WHAT THE TASK REQUIRES =>
Find the word "latitude" in the records below. List each line containing it.

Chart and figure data
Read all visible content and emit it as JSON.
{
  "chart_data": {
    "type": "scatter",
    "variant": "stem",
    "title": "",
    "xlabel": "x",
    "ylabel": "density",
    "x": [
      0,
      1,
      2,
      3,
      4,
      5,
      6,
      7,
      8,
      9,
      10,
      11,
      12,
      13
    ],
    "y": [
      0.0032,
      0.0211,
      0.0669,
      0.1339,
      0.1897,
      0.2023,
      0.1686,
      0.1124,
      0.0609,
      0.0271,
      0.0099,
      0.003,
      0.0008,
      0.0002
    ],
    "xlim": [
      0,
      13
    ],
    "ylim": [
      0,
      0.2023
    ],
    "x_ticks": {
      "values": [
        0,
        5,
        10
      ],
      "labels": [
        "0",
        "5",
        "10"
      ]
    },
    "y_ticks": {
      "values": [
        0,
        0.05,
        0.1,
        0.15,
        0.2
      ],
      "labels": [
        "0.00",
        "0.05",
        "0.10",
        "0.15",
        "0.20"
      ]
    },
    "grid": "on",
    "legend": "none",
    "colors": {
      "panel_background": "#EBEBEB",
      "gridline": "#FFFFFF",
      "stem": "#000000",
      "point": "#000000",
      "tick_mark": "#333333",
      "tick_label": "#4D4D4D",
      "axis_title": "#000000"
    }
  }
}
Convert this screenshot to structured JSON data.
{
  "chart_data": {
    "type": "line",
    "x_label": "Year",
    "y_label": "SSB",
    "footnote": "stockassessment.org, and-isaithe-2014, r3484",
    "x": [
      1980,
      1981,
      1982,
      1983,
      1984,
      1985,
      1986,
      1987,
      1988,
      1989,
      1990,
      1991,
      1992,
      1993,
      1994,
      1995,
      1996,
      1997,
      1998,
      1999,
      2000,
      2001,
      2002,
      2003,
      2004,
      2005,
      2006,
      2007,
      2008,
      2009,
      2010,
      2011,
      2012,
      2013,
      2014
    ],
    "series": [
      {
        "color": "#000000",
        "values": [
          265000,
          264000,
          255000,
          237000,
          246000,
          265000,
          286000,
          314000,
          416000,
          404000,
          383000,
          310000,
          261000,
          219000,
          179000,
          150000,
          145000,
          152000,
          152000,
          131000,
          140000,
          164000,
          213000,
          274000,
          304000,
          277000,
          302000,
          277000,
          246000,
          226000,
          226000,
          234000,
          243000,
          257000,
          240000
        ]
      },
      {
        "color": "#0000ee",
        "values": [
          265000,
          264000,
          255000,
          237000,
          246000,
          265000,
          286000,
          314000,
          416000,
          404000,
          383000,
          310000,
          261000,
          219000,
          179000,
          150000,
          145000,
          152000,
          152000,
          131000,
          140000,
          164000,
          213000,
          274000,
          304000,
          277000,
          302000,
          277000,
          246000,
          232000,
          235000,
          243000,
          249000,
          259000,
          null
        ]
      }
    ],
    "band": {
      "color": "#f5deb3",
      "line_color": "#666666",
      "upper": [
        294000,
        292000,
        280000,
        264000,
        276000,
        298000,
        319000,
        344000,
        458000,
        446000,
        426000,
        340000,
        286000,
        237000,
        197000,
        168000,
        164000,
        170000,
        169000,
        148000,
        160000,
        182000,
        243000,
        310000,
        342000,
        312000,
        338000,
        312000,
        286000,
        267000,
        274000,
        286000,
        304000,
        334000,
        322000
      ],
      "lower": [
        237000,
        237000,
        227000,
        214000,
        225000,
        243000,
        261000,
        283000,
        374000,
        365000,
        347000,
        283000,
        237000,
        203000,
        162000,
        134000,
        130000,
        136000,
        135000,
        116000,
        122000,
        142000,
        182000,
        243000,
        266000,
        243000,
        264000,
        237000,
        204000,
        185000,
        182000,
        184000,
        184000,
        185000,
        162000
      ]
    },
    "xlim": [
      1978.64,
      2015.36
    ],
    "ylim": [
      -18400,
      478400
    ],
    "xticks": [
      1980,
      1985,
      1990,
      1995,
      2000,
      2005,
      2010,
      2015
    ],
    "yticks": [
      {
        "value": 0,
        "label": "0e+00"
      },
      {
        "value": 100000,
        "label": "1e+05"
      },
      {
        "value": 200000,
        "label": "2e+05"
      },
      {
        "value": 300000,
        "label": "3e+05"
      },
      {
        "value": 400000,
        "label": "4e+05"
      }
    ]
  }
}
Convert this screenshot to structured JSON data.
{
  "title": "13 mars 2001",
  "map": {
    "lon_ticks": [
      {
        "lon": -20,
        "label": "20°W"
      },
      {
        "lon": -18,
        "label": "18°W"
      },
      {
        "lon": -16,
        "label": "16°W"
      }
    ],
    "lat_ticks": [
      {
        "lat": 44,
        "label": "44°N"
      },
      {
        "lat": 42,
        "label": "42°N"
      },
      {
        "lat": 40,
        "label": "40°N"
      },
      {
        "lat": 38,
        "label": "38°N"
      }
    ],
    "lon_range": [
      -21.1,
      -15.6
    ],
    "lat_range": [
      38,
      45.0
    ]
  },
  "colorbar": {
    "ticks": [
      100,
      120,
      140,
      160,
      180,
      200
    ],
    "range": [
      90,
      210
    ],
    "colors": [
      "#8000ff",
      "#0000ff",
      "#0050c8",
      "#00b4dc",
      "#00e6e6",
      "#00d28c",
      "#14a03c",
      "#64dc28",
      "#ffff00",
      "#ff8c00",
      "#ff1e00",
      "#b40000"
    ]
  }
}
* * *
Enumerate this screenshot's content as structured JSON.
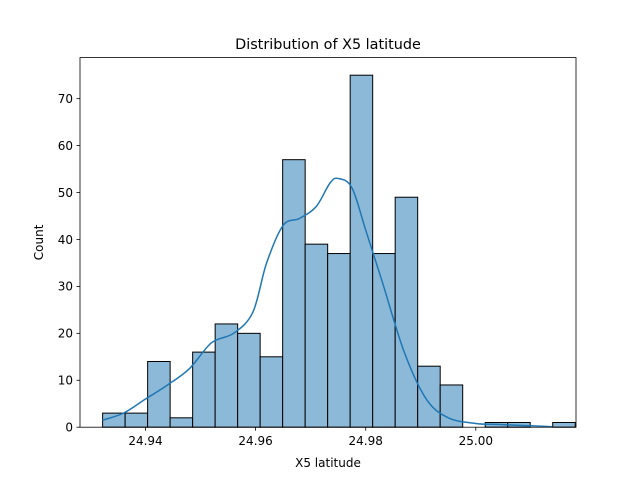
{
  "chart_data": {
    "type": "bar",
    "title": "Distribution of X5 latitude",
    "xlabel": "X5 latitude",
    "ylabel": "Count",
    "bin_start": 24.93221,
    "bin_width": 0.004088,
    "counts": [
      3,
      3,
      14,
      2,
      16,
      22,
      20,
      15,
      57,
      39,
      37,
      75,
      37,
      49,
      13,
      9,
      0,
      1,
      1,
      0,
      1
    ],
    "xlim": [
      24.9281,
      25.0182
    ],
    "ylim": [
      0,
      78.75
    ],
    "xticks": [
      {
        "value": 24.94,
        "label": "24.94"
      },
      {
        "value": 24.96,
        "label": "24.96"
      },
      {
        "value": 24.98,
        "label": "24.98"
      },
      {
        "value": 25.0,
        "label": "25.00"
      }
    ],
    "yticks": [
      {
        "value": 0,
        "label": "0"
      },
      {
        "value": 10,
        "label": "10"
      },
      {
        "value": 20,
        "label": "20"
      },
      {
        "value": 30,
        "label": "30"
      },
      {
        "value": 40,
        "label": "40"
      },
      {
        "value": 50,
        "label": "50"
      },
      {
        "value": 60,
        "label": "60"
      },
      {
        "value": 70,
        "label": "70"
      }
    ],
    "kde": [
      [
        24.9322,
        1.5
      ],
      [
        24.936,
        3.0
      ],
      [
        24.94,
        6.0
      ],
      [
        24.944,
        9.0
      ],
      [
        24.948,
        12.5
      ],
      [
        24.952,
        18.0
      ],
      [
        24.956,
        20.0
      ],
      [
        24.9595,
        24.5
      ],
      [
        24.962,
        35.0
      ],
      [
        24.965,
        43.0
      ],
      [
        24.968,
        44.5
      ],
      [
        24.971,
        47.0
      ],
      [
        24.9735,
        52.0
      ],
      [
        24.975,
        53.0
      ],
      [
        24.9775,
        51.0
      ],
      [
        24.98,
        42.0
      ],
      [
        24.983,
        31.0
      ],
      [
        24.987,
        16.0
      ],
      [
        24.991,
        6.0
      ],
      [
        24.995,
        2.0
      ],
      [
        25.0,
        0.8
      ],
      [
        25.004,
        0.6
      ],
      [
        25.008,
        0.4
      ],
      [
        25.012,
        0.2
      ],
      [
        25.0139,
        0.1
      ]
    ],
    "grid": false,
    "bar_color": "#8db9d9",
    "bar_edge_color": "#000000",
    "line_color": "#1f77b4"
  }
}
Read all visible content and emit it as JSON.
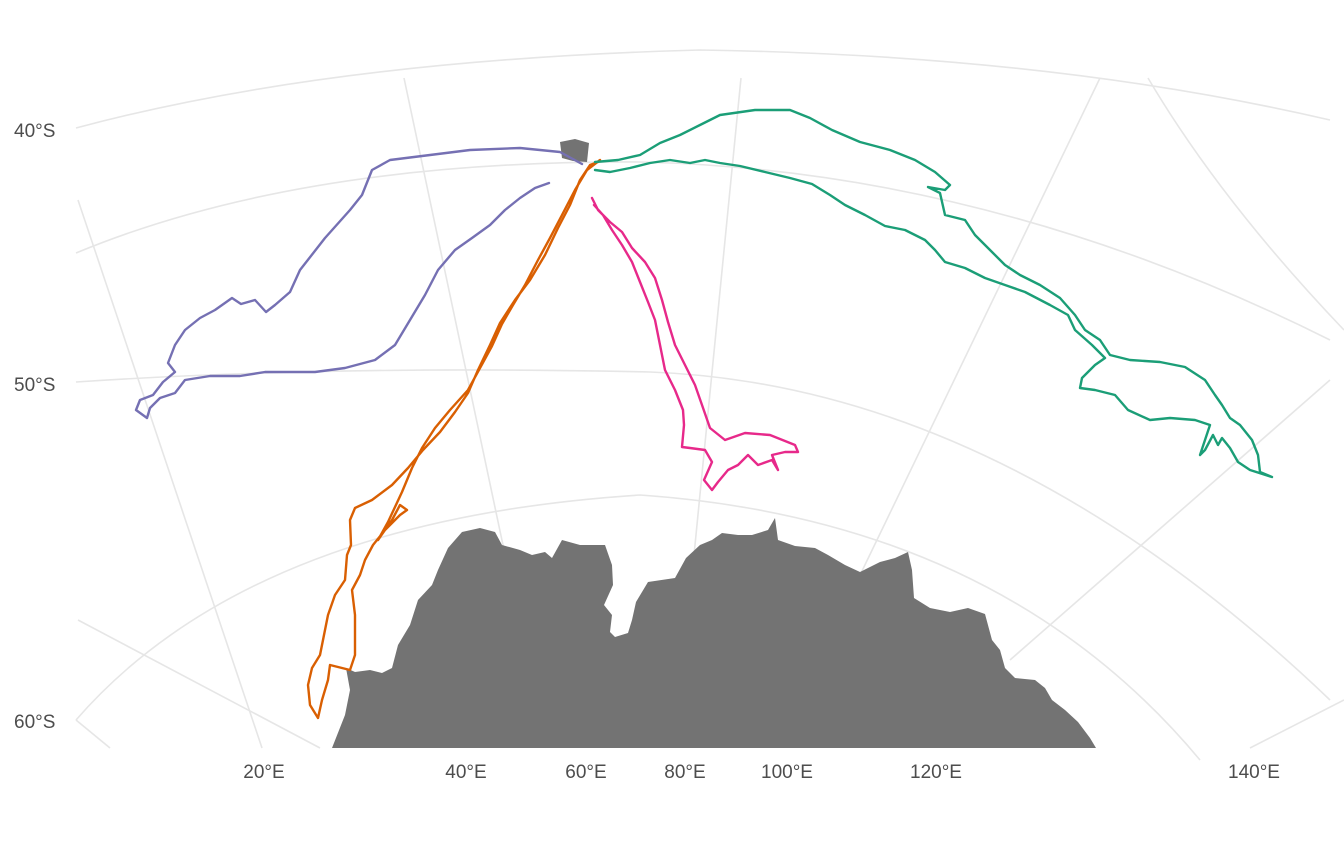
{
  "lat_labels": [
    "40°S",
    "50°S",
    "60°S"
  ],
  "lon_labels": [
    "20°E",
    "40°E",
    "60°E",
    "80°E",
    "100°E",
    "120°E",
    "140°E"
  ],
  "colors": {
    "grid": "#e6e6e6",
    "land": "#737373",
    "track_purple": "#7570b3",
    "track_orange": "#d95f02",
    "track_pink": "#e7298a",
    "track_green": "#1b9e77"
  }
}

ANSWER TO THE TASK =>
    "title": "Distribution of X5 latitude",
    "xlabel": "X5 latitude",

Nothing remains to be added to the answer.